[Challenge]:
Gather all lines in the records below that include the word "value".

[Listed records]:
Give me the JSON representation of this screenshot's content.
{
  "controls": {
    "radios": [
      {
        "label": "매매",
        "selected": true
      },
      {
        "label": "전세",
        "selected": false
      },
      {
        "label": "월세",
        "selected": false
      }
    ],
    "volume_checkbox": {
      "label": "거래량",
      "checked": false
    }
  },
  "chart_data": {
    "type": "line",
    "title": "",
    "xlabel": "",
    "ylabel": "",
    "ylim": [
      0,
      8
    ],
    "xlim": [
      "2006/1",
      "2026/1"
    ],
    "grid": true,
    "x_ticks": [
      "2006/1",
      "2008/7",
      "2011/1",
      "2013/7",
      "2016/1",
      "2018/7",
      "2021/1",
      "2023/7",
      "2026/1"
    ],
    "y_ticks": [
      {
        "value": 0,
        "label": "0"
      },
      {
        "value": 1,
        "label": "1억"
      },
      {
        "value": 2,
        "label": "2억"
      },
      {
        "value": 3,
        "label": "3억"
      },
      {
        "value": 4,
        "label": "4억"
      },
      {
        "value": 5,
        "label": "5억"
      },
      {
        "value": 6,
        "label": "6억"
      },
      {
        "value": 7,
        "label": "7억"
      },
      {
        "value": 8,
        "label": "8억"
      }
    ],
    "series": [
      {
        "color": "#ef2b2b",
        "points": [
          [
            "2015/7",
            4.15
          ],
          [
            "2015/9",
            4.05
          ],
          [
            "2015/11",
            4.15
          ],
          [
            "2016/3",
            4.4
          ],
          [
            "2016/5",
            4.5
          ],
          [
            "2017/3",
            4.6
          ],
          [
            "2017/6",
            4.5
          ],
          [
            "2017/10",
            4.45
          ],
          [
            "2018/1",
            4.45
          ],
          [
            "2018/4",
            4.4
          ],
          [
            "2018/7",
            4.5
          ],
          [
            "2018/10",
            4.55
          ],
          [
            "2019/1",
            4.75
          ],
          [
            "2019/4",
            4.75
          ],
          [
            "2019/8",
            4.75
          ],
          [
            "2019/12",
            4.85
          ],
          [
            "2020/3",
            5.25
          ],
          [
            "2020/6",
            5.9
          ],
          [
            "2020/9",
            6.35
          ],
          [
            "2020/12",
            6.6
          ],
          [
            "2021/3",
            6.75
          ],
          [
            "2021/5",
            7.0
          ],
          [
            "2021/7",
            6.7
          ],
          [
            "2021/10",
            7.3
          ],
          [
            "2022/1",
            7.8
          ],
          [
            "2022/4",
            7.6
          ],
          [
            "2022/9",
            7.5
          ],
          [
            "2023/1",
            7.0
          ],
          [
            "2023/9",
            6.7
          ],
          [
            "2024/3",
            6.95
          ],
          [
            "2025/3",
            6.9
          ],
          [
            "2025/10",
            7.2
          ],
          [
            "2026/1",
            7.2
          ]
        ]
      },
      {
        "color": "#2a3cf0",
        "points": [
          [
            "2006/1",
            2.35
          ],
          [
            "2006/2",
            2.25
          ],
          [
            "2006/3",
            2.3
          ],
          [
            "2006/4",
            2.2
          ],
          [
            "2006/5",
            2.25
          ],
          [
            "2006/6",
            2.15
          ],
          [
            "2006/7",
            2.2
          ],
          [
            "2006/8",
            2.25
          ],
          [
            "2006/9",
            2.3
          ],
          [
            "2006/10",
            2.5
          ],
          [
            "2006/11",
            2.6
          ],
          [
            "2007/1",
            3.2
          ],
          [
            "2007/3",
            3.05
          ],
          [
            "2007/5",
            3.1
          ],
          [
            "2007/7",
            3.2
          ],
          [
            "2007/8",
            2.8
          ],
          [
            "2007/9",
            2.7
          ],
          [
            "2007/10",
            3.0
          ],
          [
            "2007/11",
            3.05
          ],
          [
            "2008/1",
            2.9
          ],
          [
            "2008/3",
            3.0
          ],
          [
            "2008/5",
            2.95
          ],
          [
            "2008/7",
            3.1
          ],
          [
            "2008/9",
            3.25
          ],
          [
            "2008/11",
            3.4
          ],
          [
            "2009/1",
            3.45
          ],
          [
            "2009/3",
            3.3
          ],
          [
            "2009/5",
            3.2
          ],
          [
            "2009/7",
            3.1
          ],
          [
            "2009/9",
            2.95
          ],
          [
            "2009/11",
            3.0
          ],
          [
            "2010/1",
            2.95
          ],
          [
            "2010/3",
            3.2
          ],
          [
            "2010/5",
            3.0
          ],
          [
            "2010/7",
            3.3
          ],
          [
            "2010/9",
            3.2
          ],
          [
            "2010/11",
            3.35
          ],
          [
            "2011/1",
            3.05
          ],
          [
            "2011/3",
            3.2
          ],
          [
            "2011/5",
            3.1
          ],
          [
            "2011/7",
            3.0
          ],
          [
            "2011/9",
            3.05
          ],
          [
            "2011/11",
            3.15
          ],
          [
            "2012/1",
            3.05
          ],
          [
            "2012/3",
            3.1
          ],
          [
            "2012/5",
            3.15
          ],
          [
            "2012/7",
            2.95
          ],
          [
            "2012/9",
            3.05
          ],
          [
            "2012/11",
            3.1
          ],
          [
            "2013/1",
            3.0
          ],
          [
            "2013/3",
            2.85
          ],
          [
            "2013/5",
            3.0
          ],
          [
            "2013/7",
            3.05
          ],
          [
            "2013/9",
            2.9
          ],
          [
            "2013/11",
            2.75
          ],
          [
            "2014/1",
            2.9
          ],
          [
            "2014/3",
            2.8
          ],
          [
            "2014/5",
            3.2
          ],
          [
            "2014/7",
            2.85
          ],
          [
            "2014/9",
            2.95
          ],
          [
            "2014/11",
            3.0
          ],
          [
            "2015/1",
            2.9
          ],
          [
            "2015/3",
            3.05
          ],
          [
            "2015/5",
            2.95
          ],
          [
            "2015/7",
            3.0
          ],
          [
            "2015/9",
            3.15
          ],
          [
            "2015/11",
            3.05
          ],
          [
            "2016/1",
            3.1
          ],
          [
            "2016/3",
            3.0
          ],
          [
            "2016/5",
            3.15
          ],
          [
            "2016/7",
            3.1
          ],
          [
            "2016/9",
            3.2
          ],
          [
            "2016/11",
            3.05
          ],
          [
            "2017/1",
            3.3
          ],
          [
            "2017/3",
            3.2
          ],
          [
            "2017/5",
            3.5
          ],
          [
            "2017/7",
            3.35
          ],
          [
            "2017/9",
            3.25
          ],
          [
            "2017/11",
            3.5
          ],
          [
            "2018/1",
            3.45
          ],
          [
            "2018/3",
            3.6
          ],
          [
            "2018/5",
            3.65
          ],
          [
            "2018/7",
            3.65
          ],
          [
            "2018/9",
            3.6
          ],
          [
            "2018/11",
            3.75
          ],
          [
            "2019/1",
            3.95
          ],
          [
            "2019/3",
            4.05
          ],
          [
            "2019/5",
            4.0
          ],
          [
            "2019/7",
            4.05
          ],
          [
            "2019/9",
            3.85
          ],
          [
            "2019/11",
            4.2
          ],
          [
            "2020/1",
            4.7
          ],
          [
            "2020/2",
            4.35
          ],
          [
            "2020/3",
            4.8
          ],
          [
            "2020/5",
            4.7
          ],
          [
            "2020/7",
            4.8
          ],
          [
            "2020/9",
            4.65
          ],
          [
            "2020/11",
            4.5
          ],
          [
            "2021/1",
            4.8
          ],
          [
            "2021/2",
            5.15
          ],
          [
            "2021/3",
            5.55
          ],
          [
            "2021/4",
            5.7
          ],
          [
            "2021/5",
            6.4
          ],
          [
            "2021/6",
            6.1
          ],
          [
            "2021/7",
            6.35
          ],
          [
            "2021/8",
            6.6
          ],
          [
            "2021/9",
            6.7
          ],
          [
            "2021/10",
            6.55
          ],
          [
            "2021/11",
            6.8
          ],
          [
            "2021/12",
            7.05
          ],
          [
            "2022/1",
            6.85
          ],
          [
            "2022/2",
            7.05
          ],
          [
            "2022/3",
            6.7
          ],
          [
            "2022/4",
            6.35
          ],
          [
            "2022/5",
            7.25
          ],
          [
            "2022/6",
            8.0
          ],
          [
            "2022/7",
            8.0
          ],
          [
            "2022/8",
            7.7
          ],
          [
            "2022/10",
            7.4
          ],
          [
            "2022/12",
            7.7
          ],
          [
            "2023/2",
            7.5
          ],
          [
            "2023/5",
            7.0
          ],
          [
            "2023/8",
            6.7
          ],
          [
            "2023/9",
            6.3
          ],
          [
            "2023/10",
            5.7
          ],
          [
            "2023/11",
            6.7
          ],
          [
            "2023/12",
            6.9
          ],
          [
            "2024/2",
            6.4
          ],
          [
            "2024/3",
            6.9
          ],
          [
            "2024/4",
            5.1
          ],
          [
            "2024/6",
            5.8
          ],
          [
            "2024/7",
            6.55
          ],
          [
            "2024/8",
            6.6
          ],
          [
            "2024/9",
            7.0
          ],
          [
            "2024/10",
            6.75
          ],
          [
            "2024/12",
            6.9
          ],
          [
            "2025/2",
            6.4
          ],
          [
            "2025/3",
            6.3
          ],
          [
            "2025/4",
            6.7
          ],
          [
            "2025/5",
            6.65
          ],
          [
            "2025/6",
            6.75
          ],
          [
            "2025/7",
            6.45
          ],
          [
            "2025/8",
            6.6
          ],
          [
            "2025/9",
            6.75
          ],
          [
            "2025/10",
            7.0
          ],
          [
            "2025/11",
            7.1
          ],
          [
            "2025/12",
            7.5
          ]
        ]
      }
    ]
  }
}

[The response]:
        "value": 0,
        "value": 1,
        "value": 2,
        "value": 3,
        "value": 4,
        "value": 5,
        "value": 6,
        "value": 7,
        "value": 8,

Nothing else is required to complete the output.